**EXTRACTED DATA:**
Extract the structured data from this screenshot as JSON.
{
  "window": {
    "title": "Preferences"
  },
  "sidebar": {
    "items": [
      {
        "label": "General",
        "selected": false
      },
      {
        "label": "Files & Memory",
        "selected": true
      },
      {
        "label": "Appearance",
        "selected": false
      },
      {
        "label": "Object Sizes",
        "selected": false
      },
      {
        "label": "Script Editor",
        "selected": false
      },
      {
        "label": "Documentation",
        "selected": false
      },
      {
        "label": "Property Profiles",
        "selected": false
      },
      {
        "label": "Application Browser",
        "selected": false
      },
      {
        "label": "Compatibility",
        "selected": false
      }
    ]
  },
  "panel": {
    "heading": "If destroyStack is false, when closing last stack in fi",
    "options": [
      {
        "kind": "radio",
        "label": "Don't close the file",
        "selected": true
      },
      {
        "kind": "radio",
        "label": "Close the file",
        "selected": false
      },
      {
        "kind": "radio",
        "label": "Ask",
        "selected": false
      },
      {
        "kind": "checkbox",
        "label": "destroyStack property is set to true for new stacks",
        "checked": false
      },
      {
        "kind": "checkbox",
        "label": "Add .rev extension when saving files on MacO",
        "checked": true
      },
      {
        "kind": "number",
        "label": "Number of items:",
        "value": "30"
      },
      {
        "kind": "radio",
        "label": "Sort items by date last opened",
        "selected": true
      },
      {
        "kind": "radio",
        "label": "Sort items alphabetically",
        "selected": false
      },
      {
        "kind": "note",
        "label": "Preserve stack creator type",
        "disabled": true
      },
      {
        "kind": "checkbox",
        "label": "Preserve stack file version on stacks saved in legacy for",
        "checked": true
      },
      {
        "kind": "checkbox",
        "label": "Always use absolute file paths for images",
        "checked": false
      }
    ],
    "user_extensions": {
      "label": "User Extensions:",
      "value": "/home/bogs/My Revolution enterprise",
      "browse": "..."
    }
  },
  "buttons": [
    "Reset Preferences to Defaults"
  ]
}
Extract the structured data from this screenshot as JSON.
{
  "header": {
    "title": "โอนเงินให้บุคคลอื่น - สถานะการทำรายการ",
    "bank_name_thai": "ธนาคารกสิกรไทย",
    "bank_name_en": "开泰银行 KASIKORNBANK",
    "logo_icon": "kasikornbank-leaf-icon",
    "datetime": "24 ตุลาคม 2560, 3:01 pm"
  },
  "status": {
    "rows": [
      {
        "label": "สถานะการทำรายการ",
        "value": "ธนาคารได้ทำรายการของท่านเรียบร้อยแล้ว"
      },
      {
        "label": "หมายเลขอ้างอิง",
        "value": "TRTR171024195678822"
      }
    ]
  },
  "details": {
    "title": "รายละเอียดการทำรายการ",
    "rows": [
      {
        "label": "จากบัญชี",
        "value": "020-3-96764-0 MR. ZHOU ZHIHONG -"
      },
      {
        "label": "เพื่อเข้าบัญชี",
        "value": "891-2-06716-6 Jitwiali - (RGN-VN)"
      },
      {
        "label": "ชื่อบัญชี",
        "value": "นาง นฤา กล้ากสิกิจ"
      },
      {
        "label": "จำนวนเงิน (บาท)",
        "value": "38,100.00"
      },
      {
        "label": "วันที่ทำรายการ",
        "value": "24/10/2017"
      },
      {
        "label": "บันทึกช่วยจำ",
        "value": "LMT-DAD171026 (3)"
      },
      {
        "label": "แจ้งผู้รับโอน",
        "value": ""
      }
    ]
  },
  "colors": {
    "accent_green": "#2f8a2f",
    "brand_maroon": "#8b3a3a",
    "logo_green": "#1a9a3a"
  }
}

**EXERCISE TASK:** Print out the whole listing exactly as it appears.

**SOLUTION BELOW:**
Extract the structured data from this screenshot as JSON.
{
  "window": {
    "title": "Preferences"
  },
  "sidebar": {
    "items": [
      {
        "label": "General",
        "selected": false
      },
      {
        "label": "Files & Memory",
        "selected": true
      },
      {
        "label": "Appearance",
        "selected": false
      },
      {
        "label": "Object Sizes",
        "selected": false
      },
      {
        "label": "Script Editor",
        "selected": false
      },
      {
        "label": "Documentation",
        "selected": false
      },
      {
        "label": "Property Profiles",
        "selected": false
      },
      {
        "label": "Application Browser",
        "selected": false
      },
      {
        "label": "Compatibility",
        "selected": false
      }
    ]
  },
  "panel": {
    "heading": "If destroyStack is false, when closing last stack in fi",
    "options": [
      {
        "kind": "radio",
        "label": "Don't close the file",
        "selected": true
      },
      {
        "kind": "radio",
        "label": "Close the file",
        "selected": false
      },
      {
        "kind": "radio",
        "label": "Ask",
        "selected": false
      },
      {
        "kind": "checkbox",
        "label": "destroyStack property is set to true for new stacks",
        "checked": false
      },
      {
        "kind": "checkbox",
        "label": "Add .rev extension when saving files on MacO",
        "checked": true
      },
      {
        "kind": "number",
        "label": "Number of items:",
        "value": "30"
      },
      {
        "kind": "radio",
        "label": "Sort items by date last opened",
        "selected": true
      },
      {
        "kind": "radio",
        "label": "Sort items alphabetically",
        "selected": false
      },
      {
        "kind": "note",
        "label": "Preserve stack creator type",
        "disabled": true
      },
      {
        "kind": "checkbox",
        "label": "Preserve stack file version on stacks saved in legacy for",
        "checked": true
      },
      {
        "kind": "checkbox",
        "label": "Always use absolute file paths for images",
        "checked": false
      }
    ],
    "user_extensions": {
      "label": "User Extensions:",
      "value": "/home/bogs/My Revolution enterprise",
      "browse": "..."
    }
  },
  "buttons": [
    "Reset Preferences to Defaults"
  ]
}
Extract the structured data from this screenshot as JSON.
{
  "header": {
    "title": "โอนเงินให้บุคคลอื่น - สถานะการทำรายการ",
    "bank_name_thai": "ธนาคารกสิกรไทย",
    "bank_name_en": "开泰银行 KASIKORNBANK",
    "logo_icon": "kasikornbank-leaf-icon",
    "datetime": "24 ตุลาคม 2560, 3:01 pm"
  },
  "status": {
    "rows": [
      {
        "label": "สถานะการทำรายการ",
        "value": "ธนาคารได้ทำรายการของท่านเรียบร้อยแล้ว"
      },
      {
        "label": "หมายเลขอ้างอิง",
        "value": "TRTR171024195678822"
      }
    ]
  },
  "details": {
    "title": "รายละเอียดการทำรายการ",
    "rows": [
      {
        "label": "จากบัญชี",
        "value": "020-3-96764-0 MR. ZHOU ZHIHONG -"
      },
      {
        "label": "เพื่อเข้าบัญชี",
        "value": "891-2-06716-6 Jitwiali - (RGN-VN)"
      },
      {
        "label": "ชื่อบัญชี",
        "value": "นาง นฤา กล้ากสิกิจ"
      },
      {
        "label": "จำนวนเงิน (บาท)",
        "value": "38,100.00"
      },
      {
        "label": "วันที่ทำรายการ",
        "value": "24/10/2017"
      },
      {
        "label": "บันทึกช่วยจำ",
        "value": "LMT-DAD171026 (3)"
      },
      {
        "label": "แจ้งผู้รับโอน",
        "value": ""
      }
    ]
  },
  "colors": {
    "accent_green": "#2f8a2f",
    "brand_maroon": "#8b3a3a",
    "logo_green": "#1a9a3a"
  }
}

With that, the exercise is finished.